▶ **The problem**: Reproduce the data in its entirety, exactly as supplied.

▶ **Data to use**:
------------------------------------------------------------------------
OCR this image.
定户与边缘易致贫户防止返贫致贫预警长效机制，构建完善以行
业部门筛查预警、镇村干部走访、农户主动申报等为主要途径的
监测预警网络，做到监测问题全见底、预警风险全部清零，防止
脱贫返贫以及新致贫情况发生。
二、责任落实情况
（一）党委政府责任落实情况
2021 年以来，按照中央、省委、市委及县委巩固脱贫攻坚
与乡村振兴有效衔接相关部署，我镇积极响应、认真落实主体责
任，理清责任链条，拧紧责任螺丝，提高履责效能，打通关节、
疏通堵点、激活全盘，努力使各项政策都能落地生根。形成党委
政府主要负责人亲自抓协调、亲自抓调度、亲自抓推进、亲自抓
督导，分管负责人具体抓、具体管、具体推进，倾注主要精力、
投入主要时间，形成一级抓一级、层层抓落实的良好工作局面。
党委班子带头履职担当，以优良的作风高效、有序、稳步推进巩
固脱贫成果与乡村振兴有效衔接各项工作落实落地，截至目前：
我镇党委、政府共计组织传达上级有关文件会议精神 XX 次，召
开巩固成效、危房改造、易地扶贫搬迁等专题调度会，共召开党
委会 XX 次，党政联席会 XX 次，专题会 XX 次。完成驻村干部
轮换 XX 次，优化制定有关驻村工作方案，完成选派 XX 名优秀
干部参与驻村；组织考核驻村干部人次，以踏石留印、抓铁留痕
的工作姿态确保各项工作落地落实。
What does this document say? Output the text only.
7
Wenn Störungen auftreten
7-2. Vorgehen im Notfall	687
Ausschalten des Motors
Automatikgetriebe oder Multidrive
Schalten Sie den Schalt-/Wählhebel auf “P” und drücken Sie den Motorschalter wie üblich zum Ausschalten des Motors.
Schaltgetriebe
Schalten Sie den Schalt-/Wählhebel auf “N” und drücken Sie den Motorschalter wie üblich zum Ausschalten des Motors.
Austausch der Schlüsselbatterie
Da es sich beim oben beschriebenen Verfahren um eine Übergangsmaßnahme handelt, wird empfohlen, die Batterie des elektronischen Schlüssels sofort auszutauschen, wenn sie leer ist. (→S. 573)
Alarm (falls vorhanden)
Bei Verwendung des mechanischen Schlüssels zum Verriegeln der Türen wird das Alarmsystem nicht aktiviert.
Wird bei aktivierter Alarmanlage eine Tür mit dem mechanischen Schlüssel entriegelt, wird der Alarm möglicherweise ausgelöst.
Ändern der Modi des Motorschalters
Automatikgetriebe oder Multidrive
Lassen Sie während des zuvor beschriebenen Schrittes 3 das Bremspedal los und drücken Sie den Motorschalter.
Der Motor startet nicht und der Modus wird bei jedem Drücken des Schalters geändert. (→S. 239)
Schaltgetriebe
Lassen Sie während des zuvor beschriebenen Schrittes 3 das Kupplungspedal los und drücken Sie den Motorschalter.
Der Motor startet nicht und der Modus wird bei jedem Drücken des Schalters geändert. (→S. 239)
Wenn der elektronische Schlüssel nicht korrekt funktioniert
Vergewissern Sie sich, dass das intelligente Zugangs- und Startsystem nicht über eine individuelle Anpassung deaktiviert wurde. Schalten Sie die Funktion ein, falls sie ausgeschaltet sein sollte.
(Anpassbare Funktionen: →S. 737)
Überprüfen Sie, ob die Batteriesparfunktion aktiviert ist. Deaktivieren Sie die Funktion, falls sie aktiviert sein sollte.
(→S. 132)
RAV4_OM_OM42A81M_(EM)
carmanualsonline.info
------------------------------------------------------------------------
▶ **Task answer**:
OCR this image.
定户与边缘易致贫户防止返贫致贫预警长效机制，构建完善以行
业部门筛查预警、镇村干部走访、农户主动申报等为主要途径的
监测预警网络，做到监测问题全见底、预警风险全部清零，防止
脱贫返贫以及新致贫情况发生。
二、责任落实情况
（一）党委政府责任落实情况
2021 年以来，按照中央、省委、市委及县委巩固脱贫攻坚
与乡村振兴有效衔接相关部署，我镇积极响应、认真落实主体责
任，理清责任链条，拧紧责任螺丝，提高履责效能，打通关节、
疏通堵点、激活全盘，努力使各项政策都能落地生根。形成党委
政府主要负责人亲自抓协调、亲自抓调度、亲自抓推进、亲自抓
督导，分管负责人具体抓、具体管、具体推进，倾注主要精力、
投入主要时间，形成一级抓一级、层层抓落实的良好工作局面。
党委班子带头履职担当，以优良的作风高效、有序、稳步推进巩
固脱贫成果与乡村振兴有效衔接各项工作落实落地，截至目前：
我镇党委、政府共计组织传达上级有关文件会议精神 XX 次，召
开巩固成效、危房改造、易地扶贫搬迁等专题调度会，共召开党
委会 XX 次，党政联席会 XX 次，专题会 XX 次。完成驻村干部
轮换 XX 次，优化制定有关驻村工作方案，完成选派 XX 名优秀
干部参与驻村；组织考核驻村干部人次，以踏石留印、抓铁留痕
的工作姿态确保各项工作落地落实。
What does this document say? Output the text only.
7
Wenn Störungen auftreten
7-2. Vorgehen im Notfall	687
Ausschalten des Motors
Automatikgetriebe oder Multidrive
Schalten Sie den Schalt-/Wählhebel auf “P” und drücken Sie den Motorschalter wie üblich zum Ausschalten des Motors.
Schaltgetriebe
Schalten Sie den Schalt-/Wählhebel auf “N” und drücken Sie den Motorschalter wie üblich zum Ausschalten des Motors.
Austausch der Schlüsselbatterie
Da es sich beim oben beschriebenen Verfahren um eine Übergangsmaßnahme handelt, wird empfohlen, die Batterie des elektronischen Schlüssels sofort auszutauschen, wenn sie leer ist. (→S. 573)
Alarm (falls vorhanden)
Bei Verwendung des mechanischen Schlüssels zum Verriegeln der Türen wird das Alarmsystem nicht aktiviert.
Wird bei aktivierter Alarmanlage eine Tür mit dem mechanischen Schlüssel entriegelt, wird der Alarm möglicherweise ausgelöst.
Ändern der Modi des Motorschalters
Automatikgetriebe oder Multidrive
Lassen Sie während des zuvor beschriebenen Schrittes 3 das Bremspedal los und drücken Sie den Motorschalter.
Der Motor startet nicht und der Modus wird bei jedem Drücken des Schalters geändert. (→S. 239)
Schaltgetriebe
Lassen Sie während des zuvor beschriebenen Schrittes 3 das Kupplungspedal los und drücken Sie den Motorschalter.
Der Motor startet nicht und der Modus wird bei jedem Drücken des Schalters geändert. (→S. 239)
Wenn der elektronische Schlüssel nicht korrekt funktioniert
Vergewissern Sie sich, dass das intelligente Zugangs- und Startsystem nicht über eine individuelle Anpassung deaktiviert wurde. Schalten Sie die Funktion ein, falls sie ausgeschaltet sein sollte.
(Anpassbare Funktionen: →S. 737)
Überprüfen Sie, ob die Batteriesparfunktion aktiviert ist. Deaktivieren Sie die Funktion, falls sie aktiviert sein sollte.
(→S. 132)
RAV4_OM_OM42A81M_(EM)
carmanualsonline.info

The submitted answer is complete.